Goal: Keep every line where the word "name" appears; drop the rest.

Provided records:
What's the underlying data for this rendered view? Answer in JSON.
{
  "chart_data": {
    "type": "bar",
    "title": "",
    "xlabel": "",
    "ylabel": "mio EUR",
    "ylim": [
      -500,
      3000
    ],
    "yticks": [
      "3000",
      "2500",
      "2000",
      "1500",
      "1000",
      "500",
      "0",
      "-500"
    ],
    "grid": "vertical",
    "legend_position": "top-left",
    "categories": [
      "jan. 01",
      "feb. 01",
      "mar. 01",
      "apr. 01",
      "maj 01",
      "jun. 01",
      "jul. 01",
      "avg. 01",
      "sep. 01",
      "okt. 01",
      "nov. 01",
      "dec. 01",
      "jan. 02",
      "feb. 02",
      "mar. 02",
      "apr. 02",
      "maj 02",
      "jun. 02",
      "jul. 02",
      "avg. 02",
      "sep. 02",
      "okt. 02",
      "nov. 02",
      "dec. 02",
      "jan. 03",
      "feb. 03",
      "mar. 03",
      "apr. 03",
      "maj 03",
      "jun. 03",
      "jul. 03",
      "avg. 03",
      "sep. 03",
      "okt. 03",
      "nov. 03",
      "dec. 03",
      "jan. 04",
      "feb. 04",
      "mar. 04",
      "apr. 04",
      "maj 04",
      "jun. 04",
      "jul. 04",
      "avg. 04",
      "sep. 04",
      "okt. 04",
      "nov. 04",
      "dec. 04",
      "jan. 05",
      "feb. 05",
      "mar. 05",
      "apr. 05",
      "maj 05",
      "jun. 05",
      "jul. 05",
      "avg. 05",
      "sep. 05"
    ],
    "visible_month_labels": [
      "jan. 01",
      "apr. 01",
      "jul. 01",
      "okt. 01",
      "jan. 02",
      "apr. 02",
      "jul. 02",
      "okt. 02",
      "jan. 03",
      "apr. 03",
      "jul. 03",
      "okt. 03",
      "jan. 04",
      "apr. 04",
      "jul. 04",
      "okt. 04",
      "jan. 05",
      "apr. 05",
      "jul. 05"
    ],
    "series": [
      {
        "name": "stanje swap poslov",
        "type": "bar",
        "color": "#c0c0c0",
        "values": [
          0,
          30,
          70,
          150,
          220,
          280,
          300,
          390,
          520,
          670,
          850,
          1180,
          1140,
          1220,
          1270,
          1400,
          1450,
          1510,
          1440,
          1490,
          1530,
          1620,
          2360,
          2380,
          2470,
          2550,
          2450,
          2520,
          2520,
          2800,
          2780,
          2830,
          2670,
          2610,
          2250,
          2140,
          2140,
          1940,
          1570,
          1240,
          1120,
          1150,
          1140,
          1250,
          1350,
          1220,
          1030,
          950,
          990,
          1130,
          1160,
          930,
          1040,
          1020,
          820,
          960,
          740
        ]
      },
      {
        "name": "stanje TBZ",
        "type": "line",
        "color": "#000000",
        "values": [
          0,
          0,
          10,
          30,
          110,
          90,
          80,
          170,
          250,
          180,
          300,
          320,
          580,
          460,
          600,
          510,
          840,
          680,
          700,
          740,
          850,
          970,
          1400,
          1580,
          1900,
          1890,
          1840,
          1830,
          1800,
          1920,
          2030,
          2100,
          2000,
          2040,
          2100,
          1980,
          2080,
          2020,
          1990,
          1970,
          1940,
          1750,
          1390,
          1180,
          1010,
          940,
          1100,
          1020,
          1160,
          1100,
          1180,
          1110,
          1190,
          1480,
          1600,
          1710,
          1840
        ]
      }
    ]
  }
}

Output of the exercise:
        "name": "stanje swap poslov",
        "name": "stanje TBZ",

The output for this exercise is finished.